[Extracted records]

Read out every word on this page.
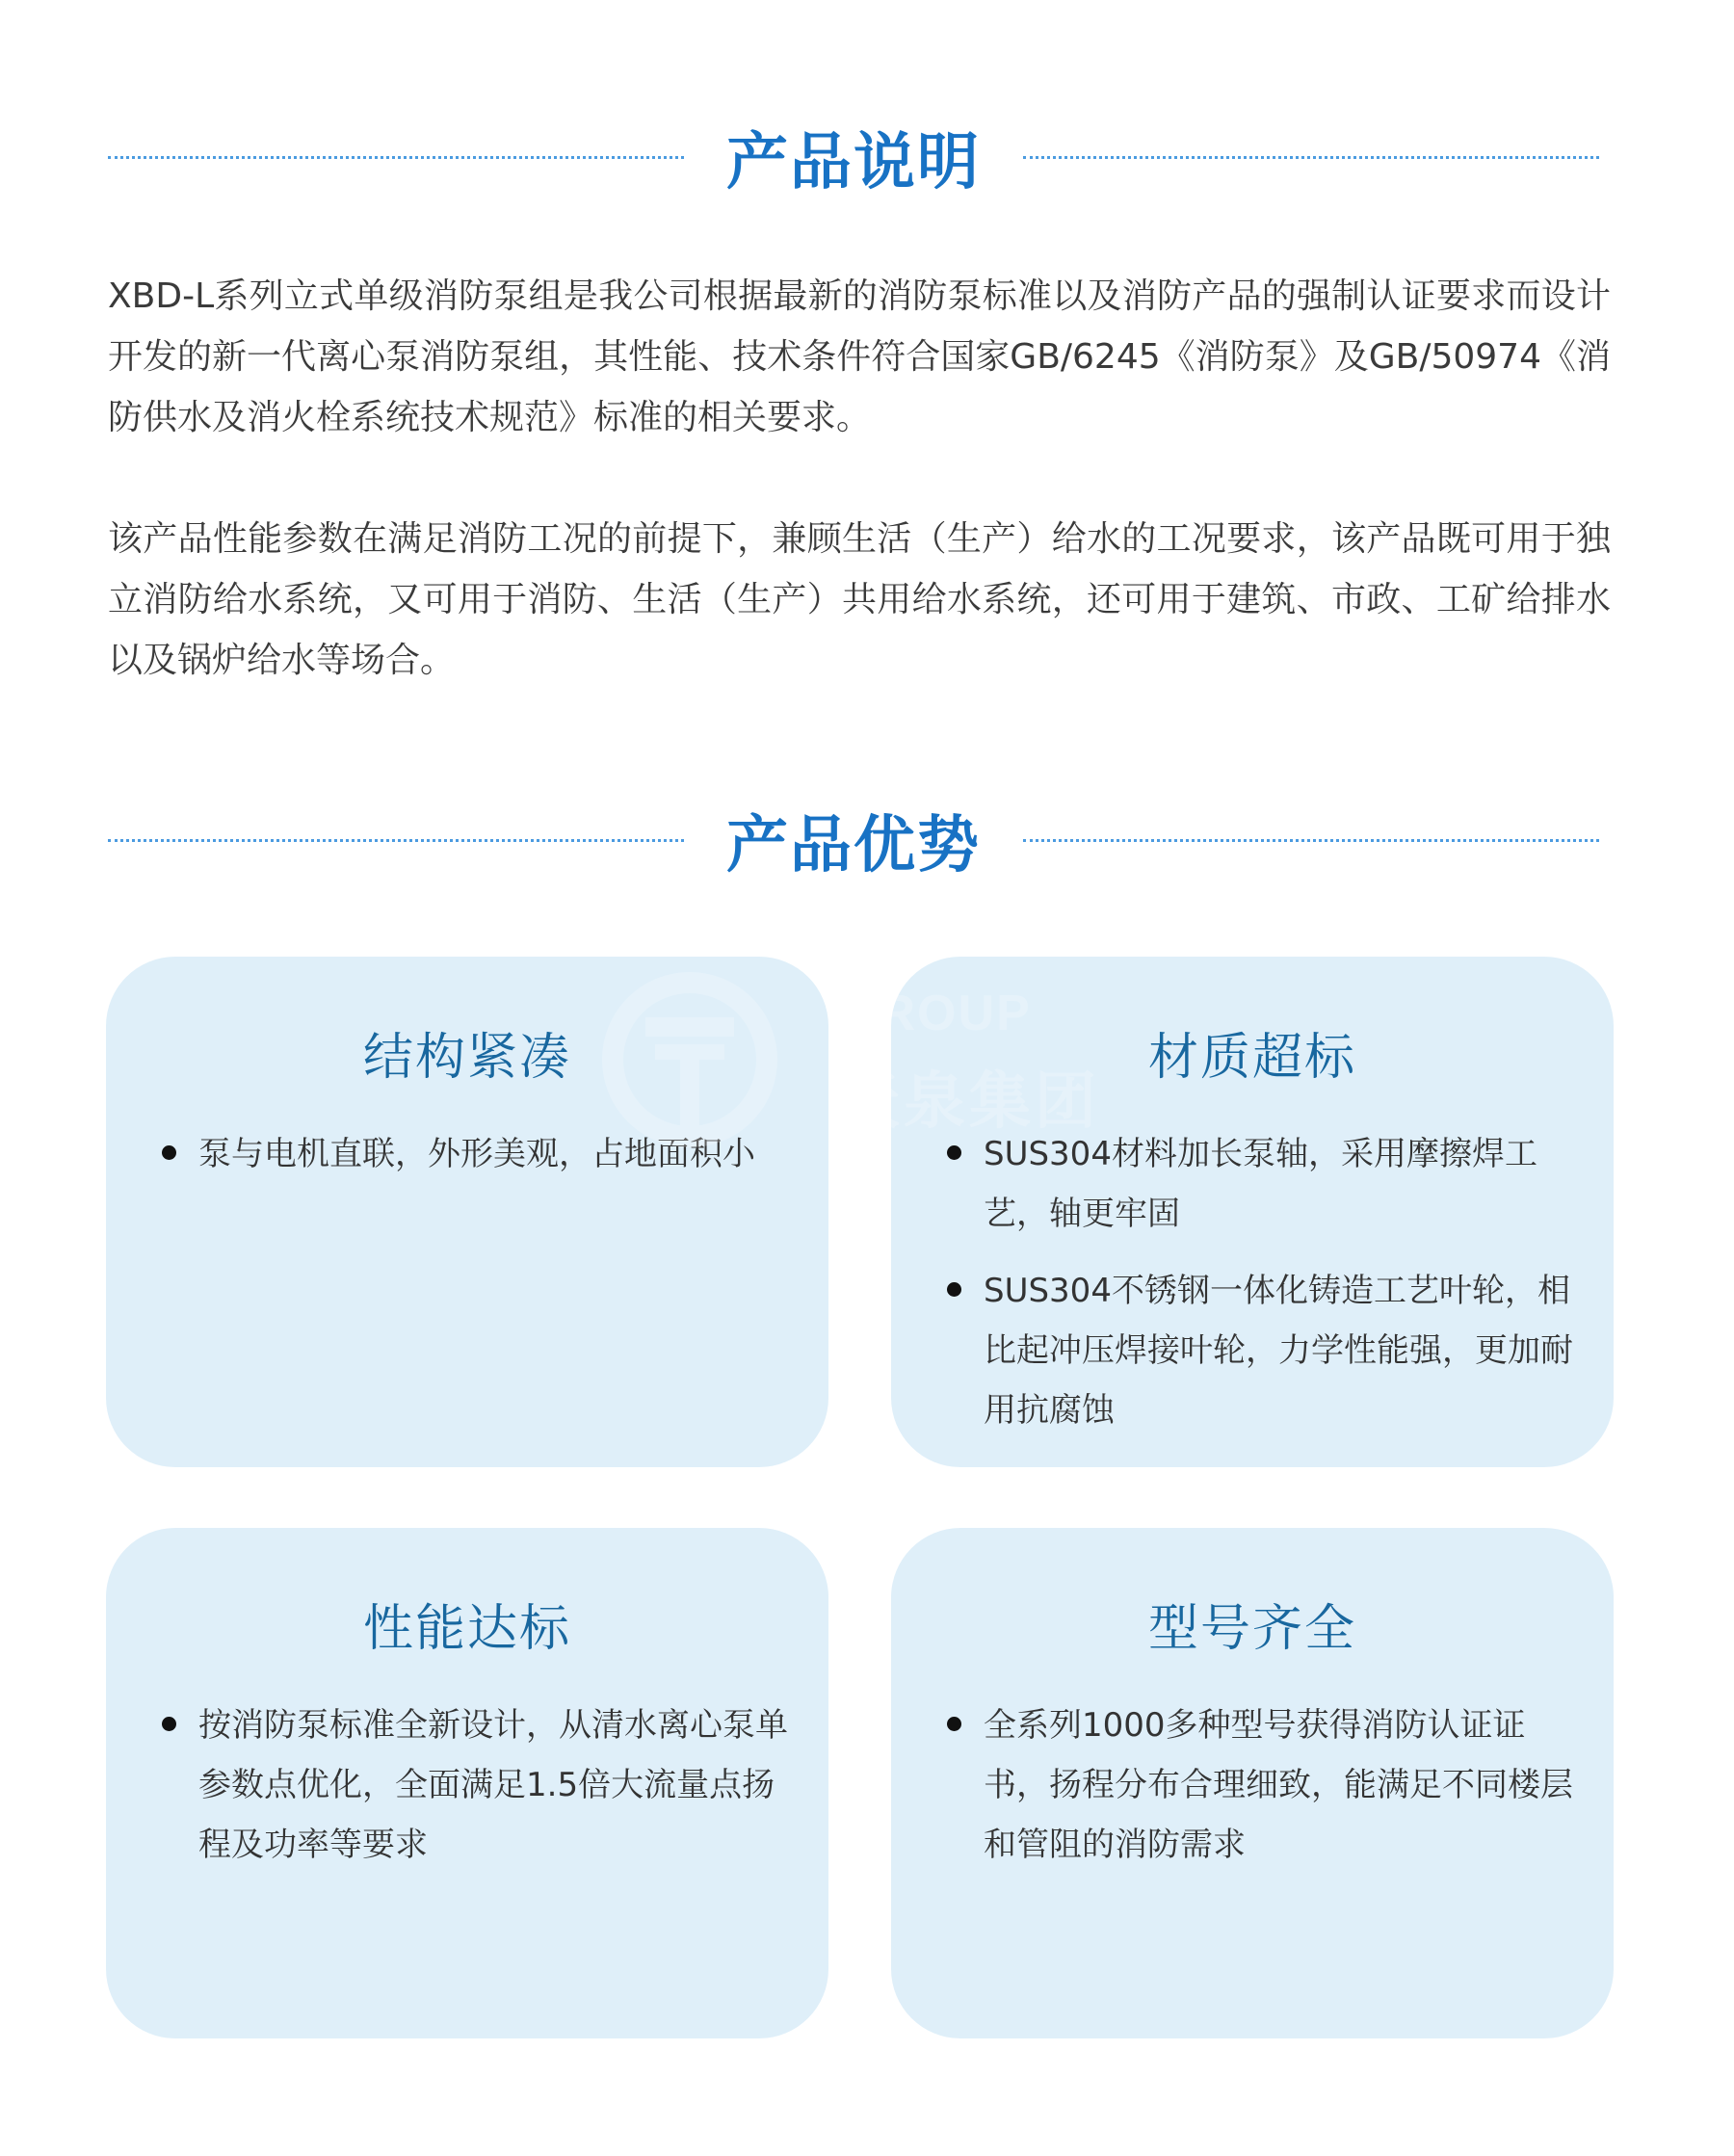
产品说明

XBD-L系列立式单级消防泵组是我公司根据最新的消防泵标准以及消防产品的强制认证要求而设计开发的新一代离心泵消防泵组，其性能、技术条件符合国家GB/6245《消防泵》及GB/50974《消防供水及消火栓系统技术规范》标准的相关要求。

该产品性能参数在满足消防工况的前提下，兼顾生活（生产）给水的工况要求，该产品既可用于独立消防给水系统，又可用于消防、生活（生产）共用给水系统，还可用于建筑、市政、工矿给排水以及锅炉给水等场合。

产品优势
结构紧凑
泵与电机直联，外形美观，占地面积小
材质超标
SUS304材料加长泵轴，采用摩擦焊工艺，轴更牢固
SUS304不锈钢一体化铸造工艺叶轮，相比起冲压焊接叶轮，力学性能强，更加耐用抗腐蚀
性能达标
按消防泵标准全新设计，从清水离心泵单参数点优化，全面满足1.5倍大流量点扬程及功率等要求
型号齐全
全系列1000多种型号获得消防认证证书，扬程分布合理细致，能满足不同楼层和管阻的消防需求
GROUP
天泉集团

Written task:
Restate every record exactly, please; do not copy the pictures.

Correct answer:
Read out every word on this page.
产品说明

XBD-L系列立式单级消防泵组是我公司根据最新的消防泵标准以及消防产品的强制认证要求而设计开发的新一代离心泵消防泵组，其性能、技术条件符合国家GB/6245《消防泵》及GB/50974《消防供水及消火栓系统技术规范》标准的相关要求。

该产品性能参数在满足消防工况的前提下，兼顾生活（生产）给水的工况要求，该产品既可用于独立消防给水系统，又可用于消防、生活（生产）共用给水系统，还可用于建筑、市政、工矿给排水以及锅炉给水等场合。

产品优势
结构紧凑
泵与电机直联，外形美观，占地面积小
材质超标
SUS304材料加长泵轴，采用摩擦焊工艺，轴更牢固
SUS304不锈钢一体化铸造工艺叶轮，相比起冲压焊接叶轮，力学性能强，更加耐用抗腐蚀
性能达标
按消防泵标准全新设计，从清水离心泵单参数点优化，全面满足1.5倍大流量点扬程及功率等要求
型号齐全
全系列1000多种型号获得消防认证证书，扬程分布合理细致，能满足不同楼层和管阻的消防需求
GROUP
天泉集团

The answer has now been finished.